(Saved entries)

[start]

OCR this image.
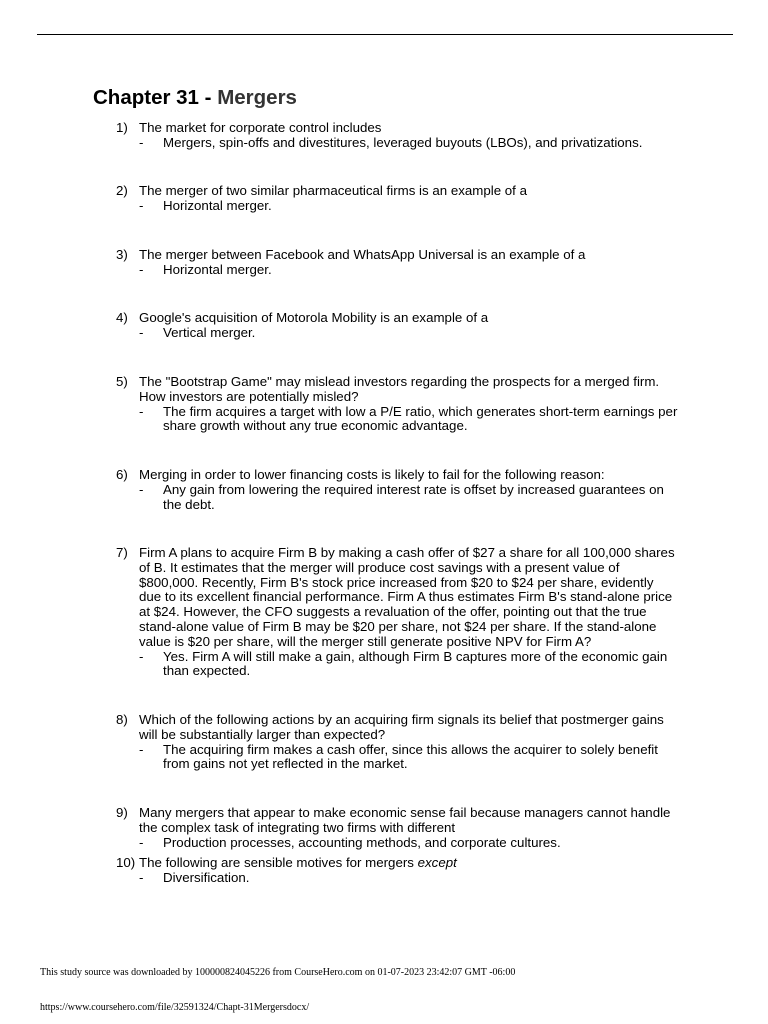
Chapter 31 - Mergers
1) The market for corporate control includes
- Mergers, spin-offs and divestitures, leveraged buyouts (LBOs), and privatizations.
2) The merger of two similar pharmaceutical firms is an example of a
- Horizontal merger.
3) The merger between Facebook and WhatsApp Universal is an example of a
- Horizontal merger.
4) Google's acquisition of Motorola Mobility is an example of a
- Vertical merger.
5) The "Bootstrap Game" may mislead investors regarding the prospects for a merged firm. How investors are potentially misled?
- The firm acquires a target with low a P/E ratio, which generates short-term earnings per share growth without any true economic advantage.
6) Merging in order to lower financing costs is likely to fail for the following reason:
- Any gain from lowering the required interest rate is offset by increased guarantees on the debt.
7) Firm A plans to acquire Firm B by making a cash offer of $27 a share for all 100,000 shares of B. It estimates that the merger will produce cost savings with a present value of $800,000. Recently, Firm B's stock price increased from $20 to $24 per share, evidently due to its excellent financial performance. Firm A thus estimates Firm B's stand-alone price at $24. However, the CFO suggests a revaluation of the offer, pointing out that the true stand-alone value of Firm B may be $20 per share, not $24 per share. If the stand-alone value is $20 per share, will the merger still generate positive NPV for Firm A?
- Yes. Firm A will still make a gain, although Firm B captures more of the economic gain than expected.
8) Which of the following actions by an acquiring firm signals its belief that postmerger gains will be substantially larger than expected?
- The acquiring firm makes a cash offer, since this allows the acquirer to solely benefit from gains not yet reflected in the market.
9) Many mergers that appear to make economic sense fail because managers cannot handle the complex task of integrating two firms with different
- Production processes, accounting methods, and corporate cultures.
10) The following are sensible motives for mergers except
- Diversification.
This study source was downloaded by 100000824045226 from CourseHero.com on 01-07-2023 23:42:07 GMT -06:00
https://www.coursehero.com/file/32591324/Chapt-31Mergersdocx/
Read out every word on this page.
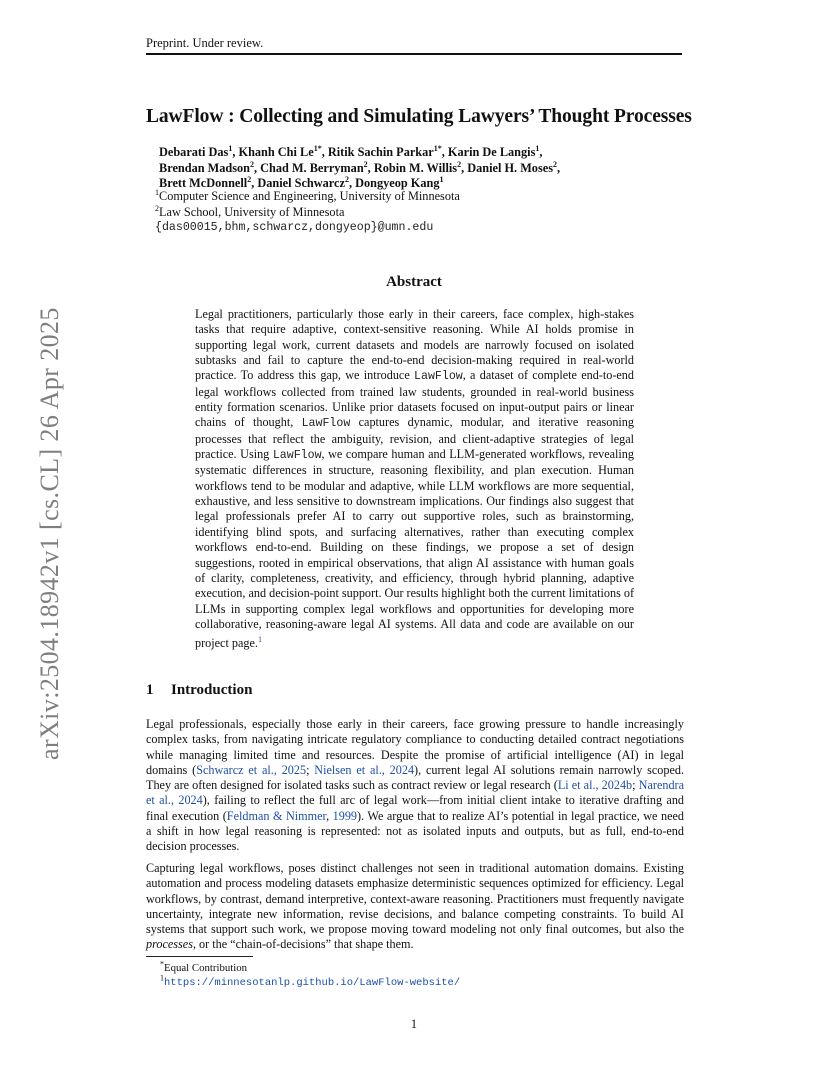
Preprint. Under review.
arXiv:2504.18942v1 [cs.CL] 26 Apr 2025
LawFlow : Collecting and Simulating Lawyers’ Thought Processes
Debarati Das$^1$, Khanh Chi $Le^{1*}$, Ritik Sachin Parkar$^{1*}$, Karin De Langis$^1$,
Brendan Madson$^2$, Chad M. Berryman$^2$, Robin M. Willis$^2$, Daniel H. Moses$^2$,
Brett McDonnell$^2$, Daniel Schwarcz$^2$, Dongyeop Kang$^1$
$^1$Computer Science and Engineering, University of Minnesota
$^2$Law School, University of Minnesota
{das00015,bhm,schwarcz,dongyeop}@umn.edu
Abstract
Legal practitioners, particularly those early in their careers, face complex, high-stakes tasks that require adaptive, context-sensitive reasoning. While AI holds promise in supporting legal work, current datasets and models are narrowly focused on isolated subtasks and fail to capture the end-to-end decision-making required in real-world practice. To address this gap, we introduce LawFlow, a dataset of complete end-to-end legal workflows collected from trained law students, grounded in real-world business entity formation scenarios. Unlike prior datasets focused on input-output pairs or linear chains of thought, LawFlow captures dynamic, modular, and iterative reasoning processes that reflect the ambiguity, revision, and client-adaptive strategies of legal practice. Using LawFlow, we compare human and LLM-generated workflows, revealing systematic differences in structure, reasoning flexibility, and plan execution. Human workflows tend to be modular and adaptive, while LLM workflows are more sequential, exhaustive, and less sensitive to downstream implications. Our findings also suggest that legal professionals prefer AI to carry out supportive roles, such as brainstorming, identifying blind spots, and surfacing alternatives, rather than executing complex workflows end-to-end. Building on these findings, we propose a set of design suggestions, rooted in empirical observations, that align AI assistance with human goals of clarity, completeness, creativity, and efficiency, through hybrid planning, adaptive execution, and decision-point support. Our results highlight both the current limitations of LLMs in supporting complex legal workflows and opportunities for developing more collaborative, reasoning-aware legal AI systems. All data and code are available on our project page.$^1$
1 Introduction

Legal professionals, especially those early in their careers, face growing pressure to handle increasingly complex tasks, from navigating intricate regulatory compliance to conducting detailed contract negotiations while managing limited time and resources. Despite the promise of artificial intelligence (AI) in legal domains (Schwarcz et al., 2025; Nielsen et al., 2024), current legal AI solutions remain narrowly scoped. They are often designed for isolated tasks such as contract review or legal research (Li et al., 2024b; Narendra et al., 2024), failing to reflect the full arc of legal work—from initial client intake to iterative drafting and final execution (Feldman & Nimmer, 1999). We argue that to realize AI’s potential in legal practice, we need a shift in how legal reasoning is represented: not as isolated inputs and outputs, but as full, end-to-end decision processes.

Capturing legal workflows, poses distinct challenges not seen in traditional automation domains. Existing automation and process modeling datasets emphasize deterministic sequences optimized for efficiency. Legal workflows, by contrast, demand interpretive, context-aware reasoning. Practitioners must frequently navigate uncertainty, integrate new information, revise decisions, and balance competing constraints. To build AI systems that support such work, we propose moving toward modeling not only final outcomes, but also the processes, or the “chain-of-decisions” that shape them.

*Equal Contribution
$^1$https://minnesotanlp.github.io/LawFlow-website/
1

[end]

§ **EXERCISE DESCRIPTION**
From start to finish, output the listing exactly, but omit its pictures.

§ **RESPONSE**
OCR this image.
Chapter 31 - Mergers
1) The market for corporate control includes
- Mergers, spin-offs and divestitures, leveraged buyouts (LBOs), and privatizations.
2) The merger of two similar pharmaceutical firms is an example of a
- Horizontal merger.
3) The merger between Facebook and WhatsApp Universal is an example of a
- Horizontal merger.
4) Google's acquisition of Motorola Mobility is an example of a
- Vertical merger.
5) The "Bootstrap Game" may mislead investors regarding the prospects for a merged firm. How investors are potentially misled?
- The firm acquires a target with low a P/E ratio, which generates short-term earnings per share growth without any true economic advantage.
6) Merging in order to lower financing costs is likely to fail for the following reason:
- Any gain from lowering the required interest rate is offset by increased guarantees on the debt.
7) Firm A plans to acquire Firm B by making a cash offer of $27 a share for all 100,000 shares of B. It estimates that the merger will produce cost savings with a present value of $800,000. Recently, Firm B's stock price increased from $20 to $24 per share, evidently due to its excellent financial performance. Firm A thus estimates Firm B's stand-alone price at $24. However, the CFO suggests a revaluation of the offer, pointing out that the true stand-alone value of Firm B may be $20 per share, not $24 per share. If the stand-alone value is $20 per share, will the merger still generate positive NPV for Firm A?
- Yes. Firm A will still make a gain, although Firm B captures more of the economic gain than expected.
8) Which of the following actions by an acquiring firm signals its belief that postmerger gains will be substantially larger than expected?
- The acquiring firm makes a cash offer, since this allows the acquirer to solely benefit from gains not yet reflected in the market.
9) Many mergers that appear to make economic sense fail because managers cannot handle the complex task of integrating two firms with different
- Production processes, accounting methods, and corporate cultures.
10) The following are sensible motives for mergers except
- Diversification.
This study source was downloaded by 100000824045226 from CourseHero.com on 01-07-2023 23:42:07 GMT -06:00
https://www.coursehero.com/file/32591324/Chapt-31Mergersdocx/
Read out every word on this page.
Preprint. Under review.
arXiv:2504.18942v1 [cs.CL] 26 Apr 2025
LawFlow : Collecting and Simulating Lawyers’ Thought Processes
Debarati Das$^1$, Khanh Chi $Le^{1*}$, Ritik Sachin Parkar$^{1*}$, Karin De Langis$^1$,
Brendan Madson$^2$, Chad M. Berryman$^2$, Robin M. Willis$^2$, Daniel H. Moses$^2$,
Brett McDonnell$^2$, Daniel Schwarcz$^2$, Dongyeop Kang$^1$
$^1$Computer Science and Engineering, University of Minnesota
$^2$Law School, University of Minnesota
{das00015,bhm,schwarcz,dongyeop}@umn.edu
Abstract
Legal practitioners, particularly those early in their careers, face complex, high-stakes tasks that require adaptive, context-sensitive reasoning. While AI holds promise in supporting legal work, current datasets and models are narrowly focused on isolated subtasks and fail to capture the end-to-end decision-making required in real-world practice. To address this gap, we introduce LawFlow, a dataset of complete end-to-end legal workflows collected from trained law students, grounded in real-world business entity formation scenarios. Unlike prior datasets focused on input-output pairs or linear chains of thought, LawFlow captures dynamic, modular, and iterative reasoning processes that reflect the ambiguity, revision, and client-adaptive strategies of legal practice. Using LawFlow, we compare human and LLM-generated workflows, revealing systematic differences in structure, reasoning flexibility, and plan execution. Human workflows tend to be modular and adaptive, while LLM workflows are more sequential, exhaustive, and less sensitive to downstream implications. Our findings also suggest that legal professionals prefer AI to carry out supportive roles, such as brainstorming, identifying blind spots, and surfacing alternatives, rather than executing complex workflows end-to-end. Building on these findings, we propose a set of design suggestions, rooted in empirical observations, that align AI assistance with human goals of clarity, completeness, creativity, and efficiency, through hybrid planning, adaptive execution, and decision-point support. Our results highlight both the current limitations of LLMs in supporting complex legal workflows and opportunities for developing more collaborative, reasoning-aware legal AI systems. All data and code are available on our project page.$^1$
1 Introduction

Legal professionals, especially those early in their careers, face growing pressure to handle increasingly complex tasks, from navigating intricate regulatory compliance to conducting detailed contract negotiations while managing limited time and resources. Despite the promise of artificial intelligence (AI) in legal domains (Schwarcz et al., 2025; Nielsen et al., 2024), current legal AI solutions remain narrowly scoped. They are often designed for isolated tasks such as contract review or legal research (Li et al., 2024b; Narendra et al., 2024), failing to reflect the full arc of legal work—from initial client intake to iterative drafting and final execution (Feldman & Nimmer, 1999). We argue that to realize AI’s potential in legal practice, we need a shift in how legal reasoning is represented: not as isolated inputs and outputs, but as full, end-to-end decision processes.

Capturing legal workflows, poses distinct challenges not seen in traditional automation domains. Existing automation and process modeling datasets emphasize deterministic sequences optimized for efficiency. Legal workflows, by contrast, demand interpretive, context-aware reasoning. Practitioners must frequently navigate uncertainty, integrate new information, revise decisions, and balance competing constraints. To build AI systems that support such work, we propose moving toward modeling not only final outcomes, but also the processes, or the “chain-of-decisions” that shape them.

*Equal Contribution
$^1$https://minnesotanlp.github.io/LawFlow-website/
1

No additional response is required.